WORK TO DO » Omit all pictures. Copy the rest of the material exactly.

-- BEGIN ENTRIES SUPPLIED --

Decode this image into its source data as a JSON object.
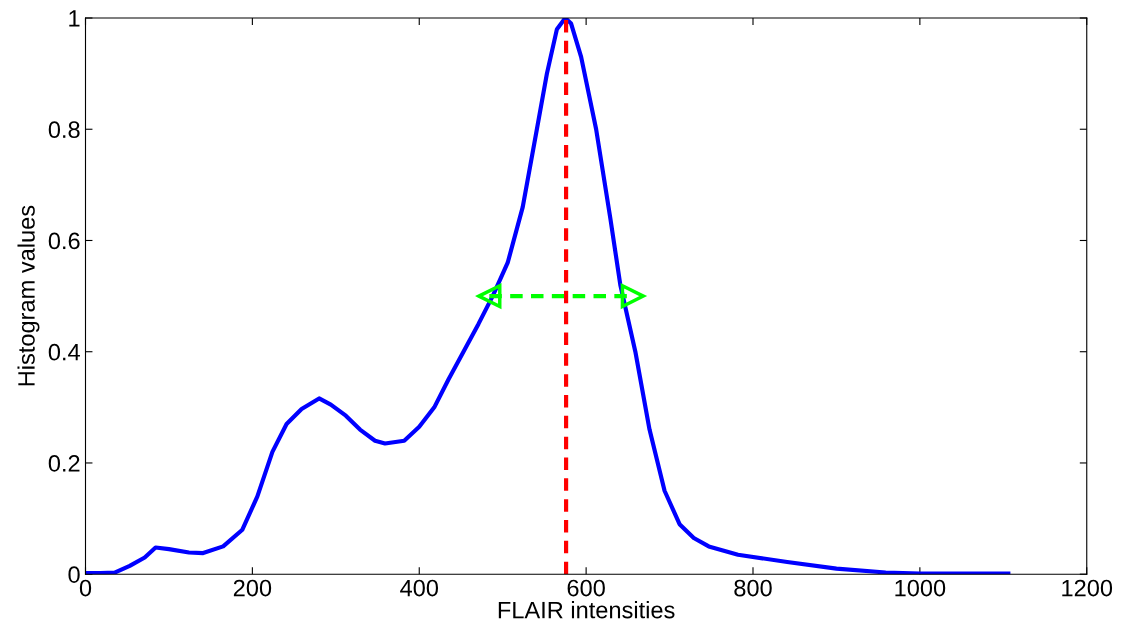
{
  "chart_data": {
    "type": "line",
    "xlabel": "FLAIR intensities",
    "ylabel": "Histogram values",
    "xlim": [
      0,
      1200
    ],
    "ylim": [
      0,
      1
    ],
    "xticks": [
      0,
      200,
      400,
      600,
      800,
      1000,
      1200
    ],
    "yticks": [
      0,
      0.2,
      0.4,
      0.6,
      0.8,
      1
    ],
    "grid": false,
    "legend": false,
    "series": [
      {
        "color": "#0000ff",
        "line_style": "solid",
        "marker": "none",
        "x": [
          0,
          18,
          35,
          53,
          71,
          84,
          100,
          124,
          141,
          165,
          188,
          206,
          224,
          241,
          259,
          280,
          294,
          312,
          329,
          347,
          359,
          382,
          400,
          418,
          435,
          453,
          471,
          488,
          506,
          524,
          541,
          553,
          565,
          575,
          582,
          594,
          612,
          629,
          641,
          659,
          676,
          694,
          712,
          729,
          747,
          782,
          841,
          900,
          959,
          1000,
          1106
        ],
        "values": [
          0.002,
          0.002,
          0.003,
          0.015,
          0.03,
          0.048,
          0.045,
          0.039,
          0.038,
          0.05,
          0.08,
          0.14,
          0.22,
          0.27,
          0.297,
          0.316,
          0.305,
          0.285,
          0.26,
          0.24,
          0.235,
          0.24,
          0.265,
          0.3,
          0.35,
          0.4,
          0.45,
          0.5,
          0.56,
          0.66,
          0.8,
          0.9,
          0.98,
          1.0,
          0.99,
          0.93,
          0.8,
          0.64,
          0.52,
          0.4,
          0.26,
          0.15,
          0.09,
          0.065,
          0.05,
          0.035,
          0.022,
          0.01,
          0.003,
          0.001,
          0.001
        ]
      },
      {
        "color": "#00ff00",
        "line_style": "dashed",
        "marker": "triangle",
        "x": [
          484,
          656
        ],
        "values": [
          0.5,
          0.5
        ]
      }
    ],
    "ref_lines": [
      {
        "axis": "x",
        "value": 576,
        "color": "#ff0000",
        "line_style": "dashed"
      }
    ]
  }
}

-- END ENTRIES SUPPLIED --

OUTPUT FOR THIS EXERCISE »
Decode this image into its source data as a JSON object.
{
  "chart_data": {
    "type": "line",
    "xlabel": "FLAIR intensities",
    "ylabel": "Histogram values",
    "xlim": [
      0,
      1200
    ],
    "ylim": [
      0,
      1
    ],
    "xticks": [
      0,
      200,
      400,
      600,
      800,
      1000,
      1200
    ],
    "yticks": [
      0,
      0.2,
      0.4,
      0.6,
      0.8,
      1
    ],
    "grid": false,
    "legend": false,
    "series": [
      {
        "color": "#0000ff",
        "line_style": "solid",
        "marker": "none",
        "x": [
          0,
          18,
          35,
          53,
          71,
          84,
          100,
          124,
          141,
          165,
          188,
          206,
          224,
          241,
          259,
          280,
          294,
          312,
          329,
          347,
          359,
          382,
          400,
          418,
          435,
          453,
          471,
          488,
          506,
          524,
          541,
          553,
          565,
          575,
          582,
          594,
          612,
          629,
          641,
          659,
          676,
          694,
          712,
          729,
          747,
          782,
          841,
          900,
          959,
          1000,
          1106
        ],
        "values": [
          0.002,
          0.002,
          0.003,
          0.015,
          0.03,
          0.048,
          0.045,
          0.039,
          0.038,
          0.05,
          0.08,
          0.14,
          0.22,
          0.27,
          0.297,
          0.316,
          0.305,
          0.285,
          0.26,
          0.24,
          0.235,
          0.24,
          0.265,
          0.3,
          0.35,
          0.4,
          0.45,
          0.5,
          0.56,
          0.66,
          0.8,
          0.9,
          0.98,
          1.0,
          0.99,
          0.93,
          0.8,
          0.64,
          0.52,
          0.4,
          0.26,
          0.15,
          0.09,
          0.065,
          0.05,
          0.035,
          0.022,
          0.01,
          0.003,
          0.001,
          0.001
        ]
      },
      {
        "color": "#00ff00",
        "line_style": "dashed",
        "marker": "triangle",
        "x": [
          484,
          656
        ],
        "values": [
          0.5,
          0.5
        ]
      }
    ],
    "ref_lines": [
      {
        "axis": "x",
        "value": 576,
        "color": "#ff0000",
        "line_style": "dashed"
      }
    ]
  }
}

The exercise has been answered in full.